• [Dataset extract]:
====

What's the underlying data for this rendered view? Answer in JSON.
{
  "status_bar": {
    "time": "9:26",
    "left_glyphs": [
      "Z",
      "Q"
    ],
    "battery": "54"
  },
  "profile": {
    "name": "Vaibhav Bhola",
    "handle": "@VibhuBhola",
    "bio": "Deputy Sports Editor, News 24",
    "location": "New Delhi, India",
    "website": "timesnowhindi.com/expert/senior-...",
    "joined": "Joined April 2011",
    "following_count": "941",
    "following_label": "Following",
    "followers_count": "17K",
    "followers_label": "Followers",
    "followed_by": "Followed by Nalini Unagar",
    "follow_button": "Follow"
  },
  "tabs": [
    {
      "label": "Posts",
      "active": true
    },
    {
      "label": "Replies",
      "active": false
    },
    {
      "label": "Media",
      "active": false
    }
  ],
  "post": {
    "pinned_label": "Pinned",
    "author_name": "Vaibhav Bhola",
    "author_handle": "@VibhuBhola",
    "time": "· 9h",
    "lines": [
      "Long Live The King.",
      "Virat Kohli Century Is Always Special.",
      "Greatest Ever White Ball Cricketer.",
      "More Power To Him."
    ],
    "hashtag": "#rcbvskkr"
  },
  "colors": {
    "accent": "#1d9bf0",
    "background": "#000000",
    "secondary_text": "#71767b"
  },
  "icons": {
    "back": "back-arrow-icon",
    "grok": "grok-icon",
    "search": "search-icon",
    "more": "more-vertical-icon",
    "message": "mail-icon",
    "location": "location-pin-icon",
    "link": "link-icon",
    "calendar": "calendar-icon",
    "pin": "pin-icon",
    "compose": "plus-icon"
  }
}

====

• [Task description]: Return the full listing, character for character.

• [Result for this exercise]:
What's the underlying data for this rendered view? Answer in JSON.
{
  "status_bar": {
    "time": "9:26",
    "left_glyphs": [
      "Z",
      "Q"
    ],
    "battery": "54"
  },
  "profile": {
    "name": "Vaibhav Bhola",
    "handle": "@VibhuBhola",
    "bio": "Deputy Sports Editor, News 24",
    "location": "New Delhi, India",
    "website": "timesnowhindi.com/expert/senior-...",
    "joined": "Joined April 2011",
    "following_count": "941",
    "following_label": "Following",
    "followers_count": "17K",
    "followers_label": "Followers",
    "followed_by": "Followed by Nalini Unagar",
    "follow_button": "Follow"
  },
  "tabs": [
    {
      "label": "Posts",
      "active": true
    },
    {
      "label": "Replies",
      "active": false
    },
    {
      "label": "Media",
      "active": false
    }
  ],
  "post": {
    "pinned_label": "Pinned",
    "author_name": "Vaibhav Bhola",
    "author_handle": "@VibhuBhola",
    "time": "· 9h",
    "lines": [
      "Long Live The King.",
      "Virat Kohli Century Is Always Special.",
      "Greatest Ever White Ball Cricketer.",
      "More Power To Him."
    ],
    "hashtag": "#rcbvskkr"
  },
  "colors": {
    "accent": "#1d9bf0",
    "background": "#000000",
    "secondary_text": "#71767b"
  },
  "icons": {
    "back": "back-arrow-icon",
    "grok": "grok-icon",
    "search": "search-icon",
    "more": "more-vertical-icon",
    "message": "mail-icon",
    "location": "location-pin-icon",
    "link": "link-icon",
    "calendar": "calendar-icon",
    "pin": "pin-icon",
    "compose": "plus-icon"
  }
}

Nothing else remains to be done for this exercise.